*AIM OF THE TASK*
Your task is to repeat the entries underneath exactly, minus the pictures.

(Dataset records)
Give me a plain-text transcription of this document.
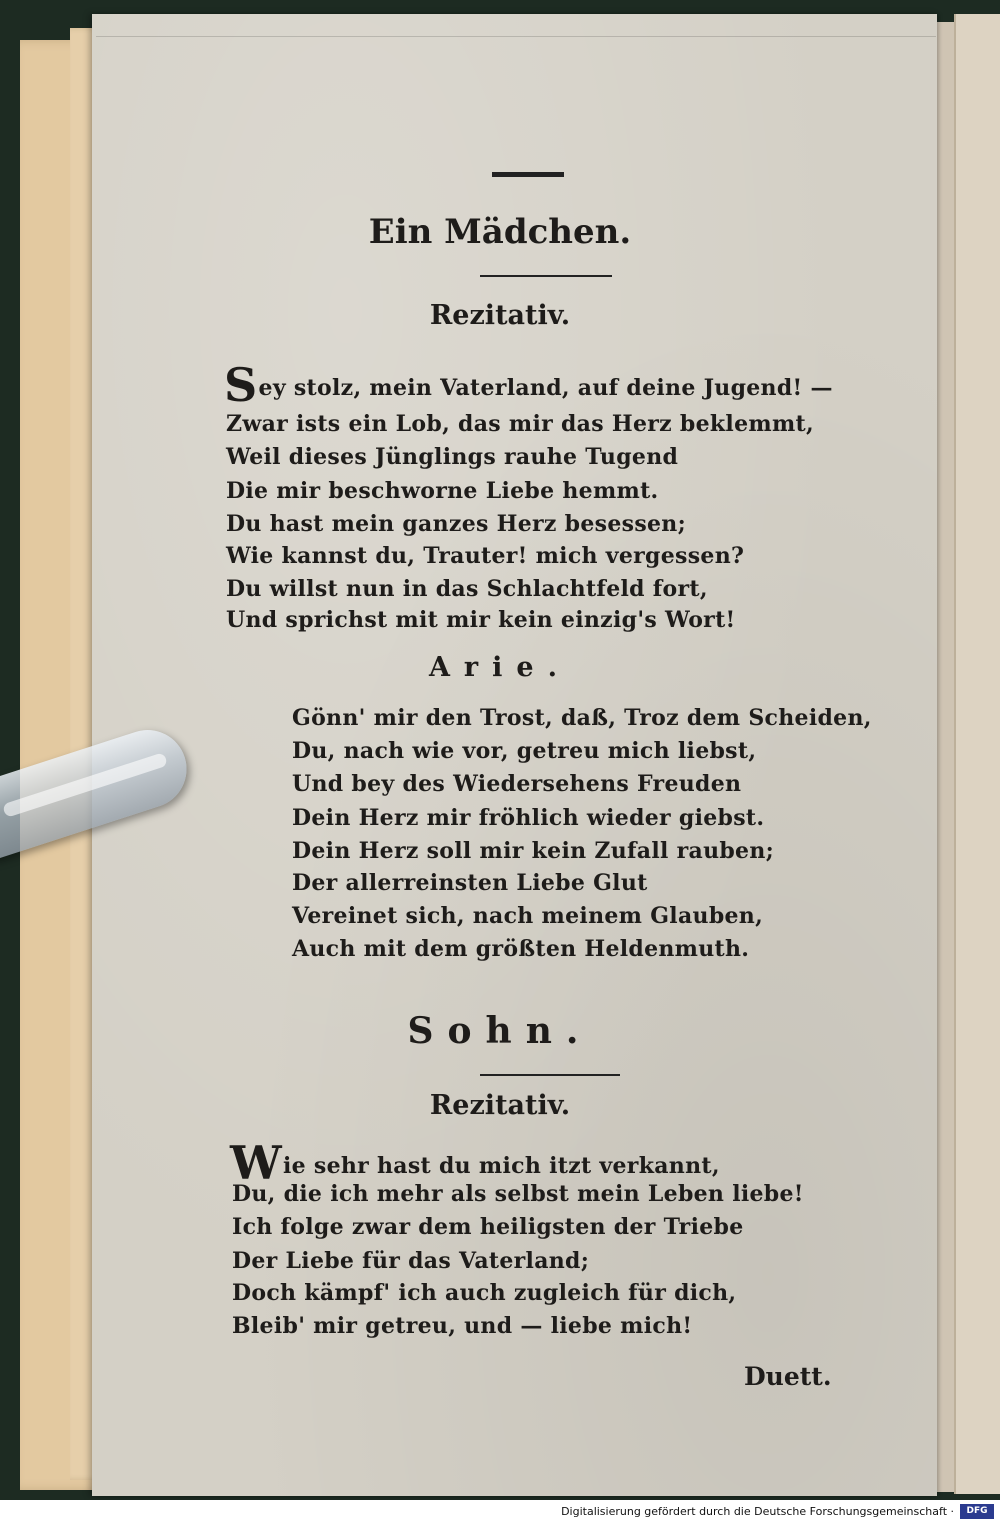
Ein Mädchen.
Rezitativ.
Sey stolz, mein Vaterland, auf deine Jugend! —
Zwar ists ein Lob, das mir das Herz beklemmt,
Weil dieses Jünglings rauhe Tugend
Die mir beschworne Liebe hemmt.
Du hast mein ganzes Herz besessen;
Wie kannst du, Trauter! mich vergessen?
Du willst nun in das Schlachtfeld fort,
Und sprichst mit mir kein einzig's Wort!
Arie.
Gönn' mir den Trost, daß, Troz dem Scheiden,
Du, nach wie vor, getreu mich liebst,
Und bey des Wiedersehens Freuden
Dein Herz mir fröhlich wieder giebst.
Dein Herz soll mir kein Zufall rauben;
Der allerreinsten Liebe Glut
Vereinet sich, nach meinem Glauben,
Auch mit dem größten Heldenmuth.
Sohn.
Rezitativ.
Wie sehr hast du mich itzt verkannt,
Du, die ich mehr als selbst mein Leben liebe!
Ich folge zwar dem heiligsten der Triebe
Der Liebe für das Vaterland;
Doch kämpf' ich auch zugleich für dich,
Bleib' mir getreu, und — liebe mich!
Duett.
Digitalisierung gefördert durch die Deutsche Forschungsgemeinschaft ·	DFG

*WORKED SOLUTION*
Give me a plain-text transcription of this document.
Ein Mädchen.
Rezitativ.
Sey stolz, mein Vaterland, auf deine Jugend! —
Zwar ists ein Lob, das mir das Herz beklemmt,
Weil dieses Jünglings rauhe Tugend
Die mir beschworne Liebe hemmt.
Du hast mein ganzes Herz besessen;
Wie kannst du, Trauter! mich vergessen?
Du willst nun in das Schlachtfeld fort,
Und sprichst mit mir kein einzig's Wort!
Arie.
Gönn' mir den Trost, daß, Troz dem Scheiden,
Du, nach wie vor, getreu mich liebst,
Und bey des Wiedersehens Freuden
Dein Herz mir fröhlich wieder giebst.
Dein Herz soll mir kein Zufall rauben;
Der allerreinsten Liebe Glut
Vereinet sich, nach meinem Glauben,
Auch mit dem größten Heldenmuth.
Sohn.
Rezitativ.
Wie sehr hast du mich itzt verkannt,
Du, die ich mehr als selbst mein Leben liebe!
Ich folge zwar dem heiligsten der Triebe
Der Liebe für das Vaterland;
Doch kämpf' ich auch zugleich für dich,
Bleib' mir getreu, und — liebe mich!
Duett.
Digitalisierung gefördert durch die Deutsche Forschungsgemeinschaft ·	DFG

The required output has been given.